[WHAT IS BEING ASKED] What you return should match every record exactly, with the images removed.

[THE DATA]

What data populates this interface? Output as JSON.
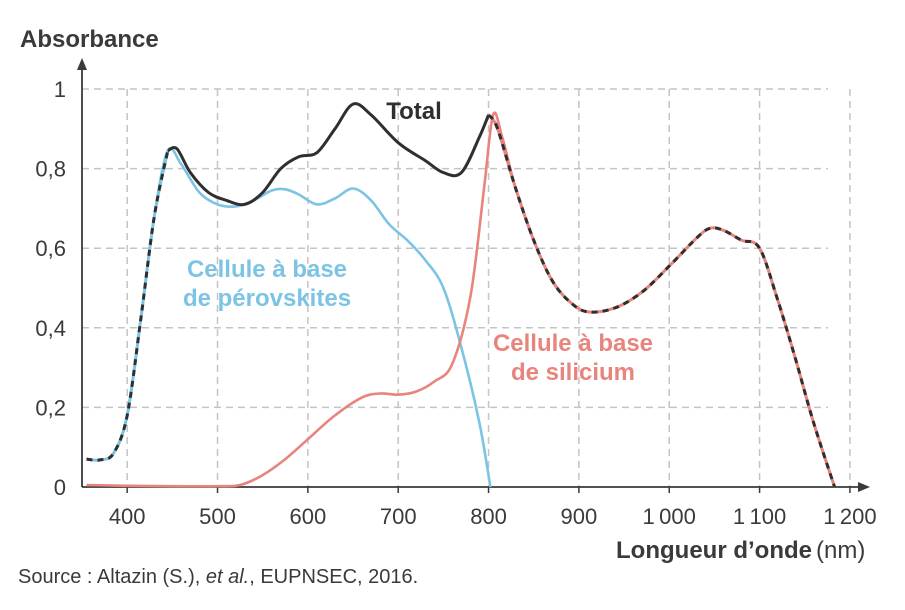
{
  "chart_data": {
    "type": "line",
    "title": "",
    "ylabel": "Absorbance",
    "xlabel": "Longueur d’onde",
    "xunit": "(nm)",
    "xlim": [
      350,
      1220
    ],
    "ylim": [
      0,
      1.0
    ],
    "x_ticks": [
      400,
      500,
      600,
      700,
      800,
      900,
      1000,
      1100,
      1200
    ],
    "x_tick_labels": [
      "400",
      "500",
      "600",
      "700",
      "800",
      "900",
      "1 000",
      "1 100",
      "1 200"
    ],
    "y_ticks": [
      0,
      0.2,
      0.4,
      0.6,
      0.8,
      1
    ],
    "y_tick_labels": [
      "0",
      "0,2",
      "0,4",
      "0,6",
      "0,8",
      "1"
    ],
    "grid": true,
    "series": [
      {
        "name": "Cellule à base de pérovskites",
        "label_lines": [
          "Cellule à base",
          "de pérovskites"
        ],
        "color": "#7cc4e4",
        "x": [
          355,
          370,
          385,
          400,
          415,
          430,
          445,
          460,
          480,
          500,
          520,
          540,
          560,
          575,
          590,
          610,
          630,
          650,
          670,
          690,
          710,
          730,
          750,
          770,
          790,
          802
        ],
        "y": [
          0.07,
          0.068,
          0.085,
          0.18,
          0.42,
          0.68,
          0.845,
          0.81,
          0.74,
          0.71,
          0.705,
          0.72,
          0.745,
          0.748,
          0.735,
          0.71,
          0.725,
          0.75,
          0.72,
          0.66,
          0.62,
          0.57,
          0.5,
          0.35,
          0.16,
          0.0
        ]
      },
      {
        "name": "Cellule à base de silicium",
        "label_lines": [
          "Cellule à base",
          "de silicium"
        ],
        "color": "#e8847c",
        "x": [
          355,
          400,
          450,
          500,
          525,
          550,
          575,
          600,
          630,
          660,
          680,
          700,
          720,
          740,
          760,
          780,
          795,
          805,
          815,
          830,
          850,
          870,
          890,
          910,
          940,
          970,
          1000,
          1030,
          1045,
          1060,
          1080,
          1100,
          1120,
          1140,
          1160,
          1183
        ],
        "y": [
          0.005,
          0.003,
          0.002,
          0.002,
          0.005,
          0.03,
          0.07,
          0.12,
          0.18,
          0.225,
          0.235,
          0.232,
          0.24,
          0.265,
          0.31,
          0.48,
          0.75,
          0.935,
          0.88,
          0.75,
          0.62,
          0.52,
          0.465,
          0.44,
          0.45,
          0.49,
          0.555,
          0.625,
          0.65,
          0.645,
          0.62,
          0.6,
          0.47,
          0.32,
          0.16,
          0.0
        ]
      },
      {
        "name": "Total",
        "label_lines": [
          "Total"
        ],
        "color": "#2f2f2f",
        "x": [
          355,
          370,
          385,
          400,
          415,
          430,
          445,
          455,
          470,
          490,
          510,
          530,
          550,
          570,
          590,
          610,
          630,
          650,
          670,
          700,
          730,
          750,
          770,
          790,
          800,
          810,
          830,
          850,
          870,
          890,
          910,
          940,
          970,
          1000,
          1030,
          1045,
          1060,
          1080,
          1100,
          1120,
          1140,
          1160,
          1183
        ],
        "y": [
          0.07,
          0.068,
          0.085,
          0.18,
          0.42,
          0.68,
          0.845,
          0.85,
          0.79,
          0.74,
          0.72,
          0.71,
          0.74,
          0.8,
          0.83,
          0.84,
          0.9,
          0.962,
          0.935,
          0.865,
          0.82,
          0.79,
          0.79,
          0.88,
          0.935,
          0.9,
          0.75,
          0.62,
          0.52,
          0.465,
          0.44,
          0.45,
          0.49,
          0.555,
          0.625,
          0.65,
          0.645,
          0.62,
          0.6,
          0.47,
          0.32,
          0.16,
          0.0
        ]
      }
    ]
  },
  "source": {
    "prefix": "Source : Altazin (S.), ",
    "italic": "et al.",
    "suffix": ", EUPNSEC, 2016."
  }
}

[FINISHED EXERCISE]
What data populates this interface? Output as JSON.
{
  "chart_data": {
    "type": "line",
    "title": "",
    "ylabel": "Absorbance",
    "xlabel": "Longueur d’onde",
    "xunit": "(nm)",
    "xlim": [
      350,
      1220
    ],
    "ylim": [
      0,
      1.0
    ],
    "x_ticks": [
      400,
      500,
      600,
      700,
      800,
      900,
      1000,
      1100,
      1200
    ],
    "x_tick_labels": [
      "400",
      "500",
      "600",
      "700",
      "800",
      "900",
      "1 000",
      "1 100",
      "1 200"
    ],
    "y_ticks": [
      0,
      0.2,
      0.4,
      0.6,
      0.8,
      1
    ],
    "y_tick_labels": [
      "0",
      "0,2",
      "0,4",
      "0,6",
      "0,8",
      "1"
    ],
    "grid": true,
    "series": [
      {
        "name": "Cellule à base de pérovskites",
        "label_lines": [
          "Cellule à base",
          "de pérovskites"
        ],
        "color": "#7cc4e4",
        "x": [
          355,
          370,
          385,
          400,
          415,
          430,
          445,
          460,
          480,
          500,
          520,
          540,
          560,
          575,
          590,
          610,
          630,
          650,
          670,
          690,
          710,
          730,
          750,
          770,
          790,
          802
        ],
        "y": [
          0.07,
          0.068,
          0.085,
          0.18,
          0.42,
          0.68,
          0.845,
          0.81,
          0.74,
          0.71,
          0.705,
          0.72,
          0.745,
          0.748,
          0.735,
          0.71,
          0.725,
          0.75,
          0.72,
          0.66,
          0.62,
          0.57,
          0.5,
          0.35,
          0.16,
          0.0
        ]
      },
      {
        "name": "Cellule à base de silicium",
        "label_lines": [
          "Cellule à base",
          "de silicium"
        ],
        "color": "#e8847c",
        "x": [
          355,
          400,
          450,
          500,
          525,
          550,
          575,
          600,
          630,
          660,
          680,
          700,
          720,
          740,
          760,
          780,
          795,
          805,
          815,
          830,
          850,
          870,
          890,
          910,
          940,
          970,
          1000,
          1030,
          1045,
          1060,
          1080,
          1100,
          1120,
          1140,
          1160,
          1183
        ],
        "y": [
          0.005,
          0.003,
          0.002,
          0.002,
          0.005,
          0.03,
          0.07,
          0.12,
          0.18,
          0.225,
          0.235,
          0.232,
          0.24,
          0.265,
          0.31,
          0.48,
          0.75,
          0.935,
          0.88,
          0.75,
          0.62,
          0.52,
          0.465,
          0.44,
          0.45,
          0.49,
          0.555,
          0.625,
          0.65,
          0.645,
          0.62,
          0.6,
          0.47,
          0.32,
          0.16,
          0.0
        ]
      },
      {
        "name": "Total",
        "label_lines": [
          "Total"
        ],
        "color": "#2f2f2f",
        "x": [
          355,
          370,
          385,
          400,
          415,
          430,
          445,
          455,
          470,
          490,
          510,
          530,
          550,
          570,
          590,
          610,
          630,
          650,
          670,
          700,
          730,
          750,
          770,
          790,
          800,
          810,
          830,
          850,
          870,
          890,
          910,
          940,
          970,
          1000,
          1030,
          1045,
          1060,
          1080,
          1100,
          1120,
          1140,
          1160,
          1183
        ],
        "y": [
          0.07,
          0.068,
          0.085,
          0.18,
          0.42,
          0.68,
          0.845,
          0.85,
          0.79,
          0.74,
          0.72,
          0.71,
          0.74,
          0.8,
          0.83,
          0.84,
          0.9,
          0.962,
          0.935,
          0.865,
          0.82,
          0.79,
          0.79,
          0.88,
          0.935,
          0.9,
          0.75,
          0.62,
          0.52,
          0.465,
          0.44,
          0.45,
          0.49,
          0.555,
          0.625,
          0.65,
          0.645,
          0.62,
          0.6,
          0.47,
          0.32,
          0.16,
          0.0
        ]
      }
    ]
  },
  "source": {
    "prefix": "Source : Altazin (S.), ",
    "italic": "et al.",
    "suffix": ", EUPNSEC, 2016."
  }
}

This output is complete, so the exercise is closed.